#### [EXTRACT TO READ]
........

A Stock Sample of a 1996 Anniversary
Deluxe MIJ Telecaster!

First I would like to introduce you to a totally stock 1996 Anniversary Deluxe MIJ Telecaster (See above). This is a prime example, as this is a New Old Stock—Brand New Honey-Burst Foto-Flame model that I have tucked away for a long time. (If you want to know more about Foto-Flames click here). These models came, not only in Foto-Flame, but a variety of colors. The Foto-Flames have a Basswood cap on Alder wood. Most of the solid colors are on Alder or Basswood. There are some transparent models in Sunburst made from solid Ash

All of these models came from the factory with Rosewood fret boards, beveled bodies (front and back) and 2 Strat Pickups with a Tele bridge pickup using a 6-saddle “USA style” bridge plate. For some reason all of these came stock from the factory with the control plate turned around backward (which in my opinion is really awkward! Yes, I know some people like it that way for doing swells with the volume control, but I guess I am too much old school, and like it the old fashion way.) So if you see one of these models with the control plate the right way around, someone has turned it over. On this page you will find many of these that have been modified with various pickup configurations, and control mods.

........

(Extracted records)
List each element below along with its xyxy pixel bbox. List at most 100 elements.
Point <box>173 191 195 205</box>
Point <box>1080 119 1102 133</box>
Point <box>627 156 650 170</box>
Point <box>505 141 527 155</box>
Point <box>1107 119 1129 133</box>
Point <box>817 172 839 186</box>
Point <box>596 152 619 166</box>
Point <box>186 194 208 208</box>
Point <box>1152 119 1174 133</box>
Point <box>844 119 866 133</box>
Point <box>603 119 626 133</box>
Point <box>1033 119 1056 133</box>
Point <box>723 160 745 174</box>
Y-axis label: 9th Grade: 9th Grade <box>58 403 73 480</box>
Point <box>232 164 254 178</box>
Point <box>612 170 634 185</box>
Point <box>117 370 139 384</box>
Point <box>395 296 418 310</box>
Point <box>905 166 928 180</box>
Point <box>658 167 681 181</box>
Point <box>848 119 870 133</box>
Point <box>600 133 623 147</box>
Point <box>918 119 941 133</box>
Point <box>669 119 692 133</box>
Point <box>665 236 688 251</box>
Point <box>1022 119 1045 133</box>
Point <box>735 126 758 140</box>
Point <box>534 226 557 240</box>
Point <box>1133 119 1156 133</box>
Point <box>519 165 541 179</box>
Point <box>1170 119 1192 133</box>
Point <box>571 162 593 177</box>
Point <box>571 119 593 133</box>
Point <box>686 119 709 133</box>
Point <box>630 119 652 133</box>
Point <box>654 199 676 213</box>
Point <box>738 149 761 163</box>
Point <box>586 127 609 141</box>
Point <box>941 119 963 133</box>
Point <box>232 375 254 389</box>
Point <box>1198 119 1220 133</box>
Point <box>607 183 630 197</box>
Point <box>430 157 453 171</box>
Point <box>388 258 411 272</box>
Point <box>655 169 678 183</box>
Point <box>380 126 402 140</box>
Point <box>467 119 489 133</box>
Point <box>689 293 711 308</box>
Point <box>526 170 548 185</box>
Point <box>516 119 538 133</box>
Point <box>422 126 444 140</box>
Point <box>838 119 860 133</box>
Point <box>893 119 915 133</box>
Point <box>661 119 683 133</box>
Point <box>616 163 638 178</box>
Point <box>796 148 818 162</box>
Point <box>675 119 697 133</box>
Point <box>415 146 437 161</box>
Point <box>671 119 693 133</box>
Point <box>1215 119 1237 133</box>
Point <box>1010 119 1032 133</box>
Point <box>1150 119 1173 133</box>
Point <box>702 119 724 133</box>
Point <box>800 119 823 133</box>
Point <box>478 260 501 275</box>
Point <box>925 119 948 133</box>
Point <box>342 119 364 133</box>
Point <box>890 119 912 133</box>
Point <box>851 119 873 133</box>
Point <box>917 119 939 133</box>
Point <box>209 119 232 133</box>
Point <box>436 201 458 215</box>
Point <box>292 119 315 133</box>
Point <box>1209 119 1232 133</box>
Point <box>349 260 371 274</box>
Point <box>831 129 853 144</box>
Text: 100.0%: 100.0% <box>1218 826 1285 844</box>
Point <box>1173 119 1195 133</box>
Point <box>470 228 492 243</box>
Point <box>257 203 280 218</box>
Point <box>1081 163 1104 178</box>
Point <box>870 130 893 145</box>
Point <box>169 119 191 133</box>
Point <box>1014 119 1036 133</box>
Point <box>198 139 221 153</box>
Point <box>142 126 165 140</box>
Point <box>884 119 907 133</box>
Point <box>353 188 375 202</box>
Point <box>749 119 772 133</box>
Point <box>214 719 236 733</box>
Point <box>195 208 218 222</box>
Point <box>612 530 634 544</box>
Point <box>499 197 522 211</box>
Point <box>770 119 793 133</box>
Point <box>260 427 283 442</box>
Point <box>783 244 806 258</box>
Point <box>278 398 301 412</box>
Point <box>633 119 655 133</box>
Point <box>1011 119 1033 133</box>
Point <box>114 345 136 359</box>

........

#### [YOUR TASK]
Answer these questions from the Telecaster description:
(a) What wood forms the cap on the Foto-Flame models, and what wood is it on?
(b) From what wood are the transparent Sunburst models made?
(c) In what position did the control plate come from the factory?

#### [SOLUTION FOR THIS EXERCISE]
(a) A Basswood cap on Alder wood.
(b) Solid Ash.
(c) Turned around backward.